## SUPPLIED ENTRIES:
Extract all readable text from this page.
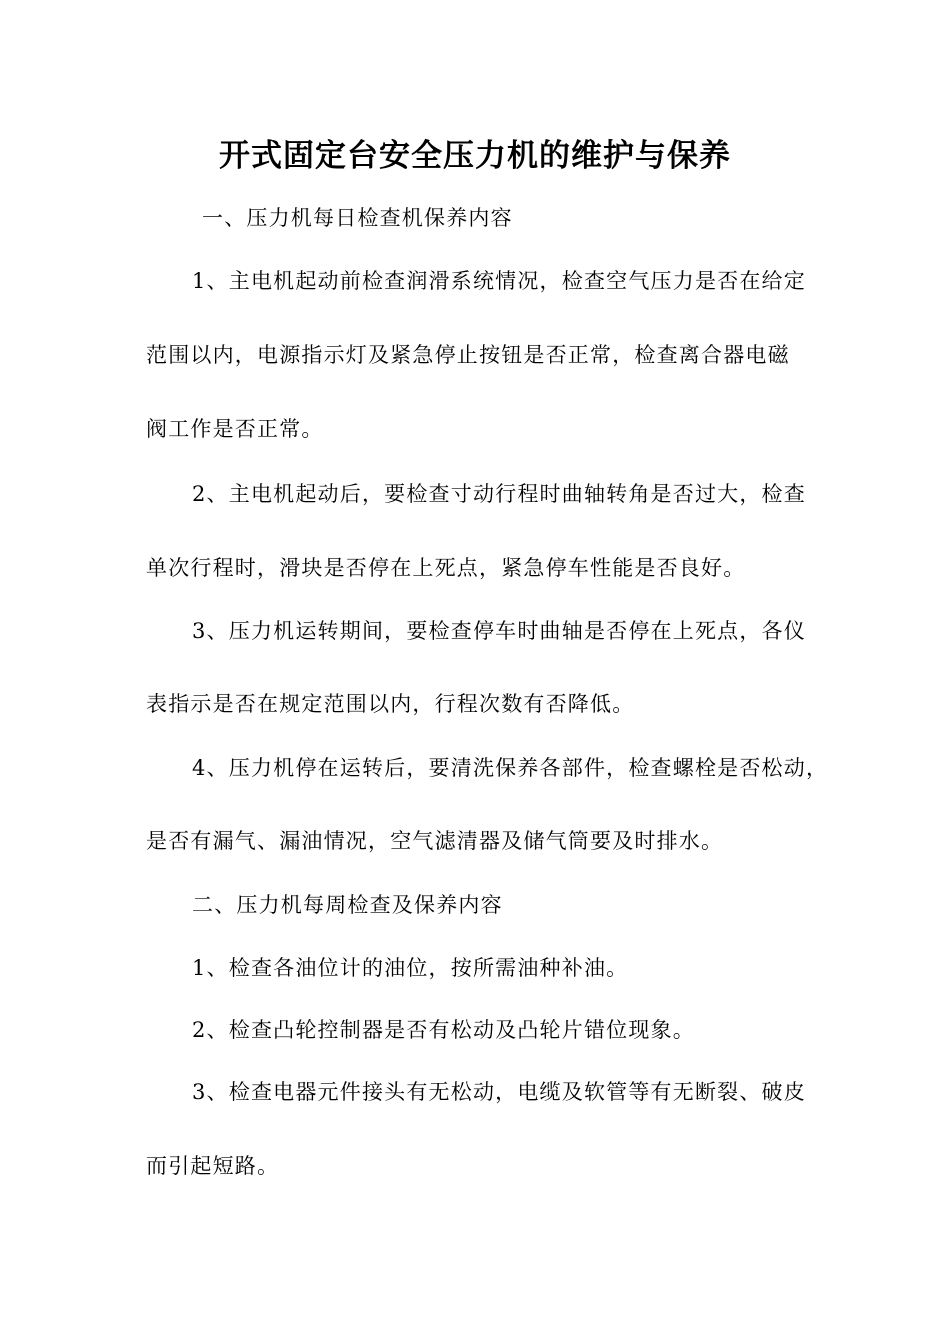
开式固定台安全压力机的维护与保养
一、压力机每日检查机保养内容
1、主电机起动前检查润滑系统情况，检查空气压力是否在给定
范围以内，电源指示灯及紧急停止按钮是否正常，检查离合器电磁
阀工作是否正常。
2、主电机起动后，要检查寸动行程时曲轴转角是否过大，检查
单次行程时，滑块是否停在上死点，紧急停车性能是否良好。
3、压力机运转期间，要检查停车时曲轴是否停在上死点，各仪
表指示是否在规定范围以内，行程次数有否降低。
4、压力机停在运转后，要清洗保养各部件，检查螺栓是否松动，
是否有漏气、漏油情况，空气滤清器及储气筒要及时排水。
二、压力机每周检查及保养内容
1、检查各油位计的油位，按所需油种补油。
2、检查凸轮控制器是否有松动及凸轮片错位现象。
3、检查电器元件接头有无松动，电缆及软管等有无断裂、破皮
而引起短路。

## YOUR OBJECTIVE:
Repeat the listing verbatim. Skip the pictures.

## EXERCISE SOLUTION:
Extract all readable text from this page.
开式固定台安全压力机的维护与保养
一、压力机每日检查机保养内容
1、主电机起动前检查润滑系统情况，检查空气压力是否在给定
范围以内，电源指示灯及紧急停止按钮是否正常，检查离合器电磁
阀工作是否正常。
2、主电机起动后，要检查寸动行程时曲轴转角是否过大，检查
单次行程时，滑块是否停在上死点，紧急停车性能是否良好。
3、压力机运转期间，要检查停车时曲轴是否停在上死点，各仪
表指示是否在规定范围以内，行程次数有否降低。
4、压力机停在运转后，要清洗保养各部件，检查螺栓是否松动，
是否有漏气、漏油情况，空气滤清器及储气筒要及时排水。
二、压力机每周检查及保养内容
1、检查各油位计的油位，按所需油种补油。
2、检查凸轮控制器是否有松动及凸轮片错位现象。
3、检查电器元件接头有无松动，电缆及软管等有无断裂、破皮
而引起短路。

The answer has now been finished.